»»
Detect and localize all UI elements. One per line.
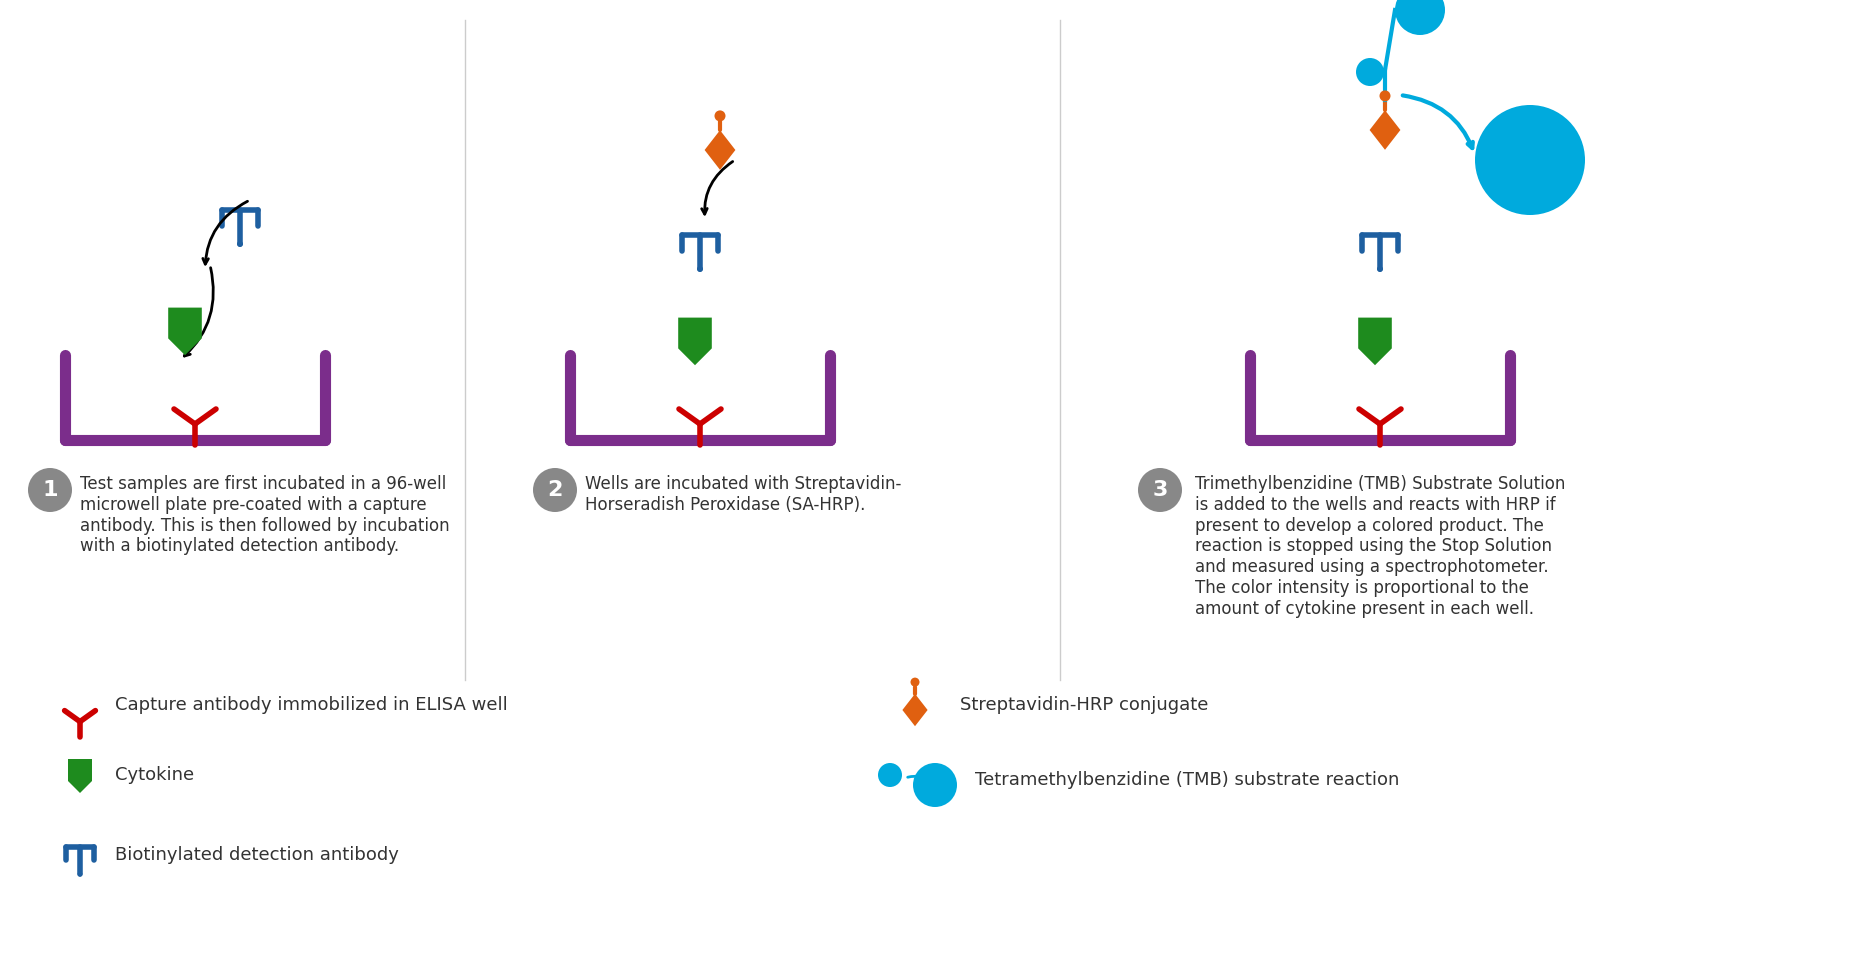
Circle shape [28,468,73,512]
Circle shape [910,678,919,686]
Circle shape [1356,58,1384,86]
Polygon shape [67,759,92,793]
Polygon shape [902,694,928,727]
Circle shape [697,266,702,272]
Circle shape [1379,91,1390,101]
Circle shape [1476,105,1586,215]
Text: Tetramethylbenzidine (TMB) substrate reaction: Tetramethylbenzidine (TMB) substrate rea… [975,771,1399,789]
Text: Wells are incubated with Streptavidin-
Horseradish Peroxidase (SA-HRP).: Wells are incubated with Streptavidin- H… [585,475,902,513]
Circle shape [532,468,577,512]
Polygon shape [1358,317,1392,365]
Text: Streptavidin-HRP conjugate: Streptavidin-HRP conjugate [960,696,1209,714]
Polygon shape [704,130,736,170]
Circle shape [237,241,243,247]
Circle shape [1377,266,1382,272]
Circle shape [913,763,956,807]
Text: Biotinylated detection antibody: Biotinylated detection antibody [116,846,400,864]
Text: Capture antibody immobilized in ELISA well: Capture antibody immobilized in ELISA we… [116,696,508,714]
Text: Trimethylbenzidine (TMB) Substrate Solution
is added to the wells and reacts wit: Trimethylbenzidine (TMB) Substrate Solut… [1196,475,1565,618]
Text: 1: 1 [43,480,58,500]
Text: Test samples are first incubated in a 96-well
microwell plate pre-coated with a : Test samples are first incubated in a 96… [80,475,450,555]
Polygon shape [1369,110,1401,150]
Polygon shape [678,317,712,365]
Circle shape [714,110,725,121]
Circle shape [1395,0,1446,35]
Text: 2: 2 [547,480,562,500]
Text: 3: 3 [1153,480,1168,500]
Circle shape [78,872,82,877]
Text: Cytokine: Cytokine [116,766,194,784]
Circle shape [878,763,902,787]
Polygon shape [168,308,202,356]
Circle shape [1138,468,1182,512]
««
◆ **Problem requirements**
In the copy, include no pictures, but repeat the listing exactly.

◆ **Output of the exercise**
Detect and localize all UI elements. One per line.
Circle shape [28,468,73,512]
Circle shape [910,678,919,686]
Circle shape [1356,58,1384,86]
Polygon shape [67,759,92,793]
Polygon shape [902,694,928,727]
Circle shape [697,266,702,272]
Circle shape [1379,91,1390,101]
Circle shape [1476,105,1586,215]
Text: Tetramethylbenzidine (TMB) substrate reaction: Tetramethylbenzidine (TMB) substrate rea… [975,771,1399,789]
Text: Wells are incubated with Streptavidin-
Horseradish Peroxidase (SA-HRP).: Wells are incubated with Streptavidin- H… [585,475,902,513]
Circle shape [532,468,577,512]
Polygon shape [1358,317,1392,365]
Text: Streptavidin-HRP conjugate: Streptavidin-HRP conjugate [960,696,1209,714]
Polygon shape [704,130,736,170]
Circle shape [237,241,243,247]
Circle shape [1377,266,1382,272]
Circle shape [913,763,956,807]
Text: Biotinylated detection antibody: Biotinylated detection antibody [116,846,400,864]
Text: Capture antibody immobilized in ELISA well: Capture antibody immobilized in ELISA we… [116,696,508,714]
Text: Trimethylbenzidine (TMB) Substrate Solution
is added to the wells and reacts wit: Trimethylbenzidine (TMB) Substrate Solut… [1196,475,1565,618]
Text: 1: 1 [43,480,58,500]
Text: Test samples are first incubated in a 96-well
microwell plate pre-coated with a : Test samples are first incubated in a 96… [80,475,450,555]
Polygon shape [1369,110,1401,150]
Polygon shape [678,317,712,365]
Circle shape [714,110,725,121]
Circle shape [1395,0,1446,35]
Text: 2: 2 [547,480,562,500]
Text: 3: 3 [1153,480,1168,500]
Circle shape [78,872,82,877]
Text: Cytokine: Cytokine [116,766,194,784]
Circle shape [878,763,902,787]
Polygon shape [168,308,202,356]
Circle shape [1138,468,1182,512]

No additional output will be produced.